start Stored records

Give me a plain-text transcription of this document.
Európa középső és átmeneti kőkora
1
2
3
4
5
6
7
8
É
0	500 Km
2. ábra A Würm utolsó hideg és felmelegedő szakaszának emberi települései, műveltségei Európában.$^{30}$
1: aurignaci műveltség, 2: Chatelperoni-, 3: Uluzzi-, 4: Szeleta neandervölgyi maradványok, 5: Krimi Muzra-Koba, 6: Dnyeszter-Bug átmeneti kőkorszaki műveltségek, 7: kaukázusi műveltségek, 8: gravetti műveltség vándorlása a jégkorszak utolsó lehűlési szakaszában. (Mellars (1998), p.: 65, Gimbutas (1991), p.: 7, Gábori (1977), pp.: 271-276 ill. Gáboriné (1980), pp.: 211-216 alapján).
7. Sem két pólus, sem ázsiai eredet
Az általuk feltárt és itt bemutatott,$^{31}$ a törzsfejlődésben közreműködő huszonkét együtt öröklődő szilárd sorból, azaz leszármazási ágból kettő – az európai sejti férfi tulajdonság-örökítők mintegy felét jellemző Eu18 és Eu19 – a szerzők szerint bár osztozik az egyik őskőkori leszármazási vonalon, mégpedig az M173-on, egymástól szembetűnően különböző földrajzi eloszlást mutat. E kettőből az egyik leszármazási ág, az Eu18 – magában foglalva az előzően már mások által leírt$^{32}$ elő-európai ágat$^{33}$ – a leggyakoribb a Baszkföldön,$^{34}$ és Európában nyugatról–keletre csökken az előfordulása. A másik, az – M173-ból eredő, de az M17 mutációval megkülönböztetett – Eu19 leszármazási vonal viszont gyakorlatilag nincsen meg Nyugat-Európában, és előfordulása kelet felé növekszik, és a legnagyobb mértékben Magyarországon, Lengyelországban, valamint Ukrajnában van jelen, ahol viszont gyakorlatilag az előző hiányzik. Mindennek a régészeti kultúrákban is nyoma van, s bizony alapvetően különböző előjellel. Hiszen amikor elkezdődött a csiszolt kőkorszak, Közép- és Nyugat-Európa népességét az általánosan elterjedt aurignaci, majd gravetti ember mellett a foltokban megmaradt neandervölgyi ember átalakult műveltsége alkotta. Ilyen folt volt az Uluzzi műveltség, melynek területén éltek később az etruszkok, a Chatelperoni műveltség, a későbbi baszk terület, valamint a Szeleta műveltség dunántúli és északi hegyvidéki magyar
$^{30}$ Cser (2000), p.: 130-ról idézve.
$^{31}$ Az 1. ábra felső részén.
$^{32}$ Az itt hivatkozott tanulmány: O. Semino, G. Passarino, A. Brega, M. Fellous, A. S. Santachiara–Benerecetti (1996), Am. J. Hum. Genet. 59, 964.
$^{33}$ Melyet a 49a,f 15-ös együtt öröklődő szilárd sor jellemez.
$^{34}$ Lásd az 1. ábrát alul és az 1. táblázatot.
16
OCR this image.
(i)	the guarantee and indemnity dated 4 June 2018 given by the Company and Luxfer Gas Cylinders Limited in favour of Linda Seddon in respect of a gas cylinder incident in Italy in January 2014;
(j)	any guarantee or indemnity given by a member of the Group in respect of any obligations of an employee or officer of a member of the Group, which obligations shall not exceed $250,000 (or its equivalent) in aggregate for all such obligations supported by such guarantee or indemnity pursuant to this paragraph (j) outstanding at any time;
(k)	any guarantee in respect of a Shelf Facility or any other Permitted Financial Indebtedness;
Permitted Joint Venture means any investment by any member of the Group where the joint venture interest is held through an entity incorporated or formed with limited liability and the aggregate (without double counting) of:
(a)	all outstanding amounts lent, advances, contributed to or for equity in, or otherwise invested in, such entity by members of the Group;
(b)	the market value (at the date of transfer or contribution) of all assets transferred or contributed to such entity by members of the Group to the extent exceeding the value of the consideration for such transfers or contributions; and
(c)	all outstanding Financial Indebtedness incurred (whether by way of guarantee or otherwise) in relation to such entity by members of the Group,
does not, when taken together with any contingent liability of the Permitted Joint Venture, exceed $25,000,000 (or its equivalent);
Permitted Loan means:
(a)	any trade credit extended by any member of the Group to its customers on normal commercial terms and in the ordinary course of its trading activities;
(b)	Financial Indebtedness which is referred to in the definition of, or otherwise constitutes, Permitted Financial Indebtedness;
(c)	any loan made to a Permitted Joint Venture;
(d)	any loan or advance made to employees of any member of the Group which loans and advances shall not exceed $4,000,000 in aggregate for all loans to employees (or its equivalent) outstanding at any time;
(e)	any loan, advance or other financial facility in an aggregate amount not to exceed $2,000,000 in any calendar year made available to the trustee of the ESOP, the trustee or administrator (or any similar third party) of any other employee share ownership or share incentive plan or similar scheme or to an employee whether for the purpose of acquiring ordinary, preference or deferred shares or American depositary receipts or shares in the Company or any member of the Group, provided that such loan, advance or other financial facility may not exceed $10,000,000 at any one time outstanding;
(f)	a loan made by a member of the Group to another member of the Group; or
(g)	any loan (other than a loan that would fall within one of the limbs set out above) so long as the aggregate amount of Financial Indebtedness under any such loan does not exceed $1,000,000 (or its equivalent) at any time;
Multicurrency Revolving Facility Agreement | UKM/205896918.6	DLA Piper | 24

end Stored records

**Aim**
Display every line of the listing that contains the string "whether".

**Written solution**
(c)	all outstanding Financial Indebtedness incurred (whether by way of guarantee or otherwise) in relation to such entity by members of the Group,
(e)	any loan, advance or other financial facility in an aggregate amount not to exceed $2,000,000 in any calendar year made available to the trustee of the ESOP, the trustee or administrator (or any similar third party) of any other employee share ownership or share incentive plan or similar scheme or to an employee whether for the purpose of acquiring ordinary, preference or deferred shares or American depositary receipts or shares in the Company or any member of the Group, provided that such loan, advance or other financial facility may not exceed $10,000,000 at any one time outstanding;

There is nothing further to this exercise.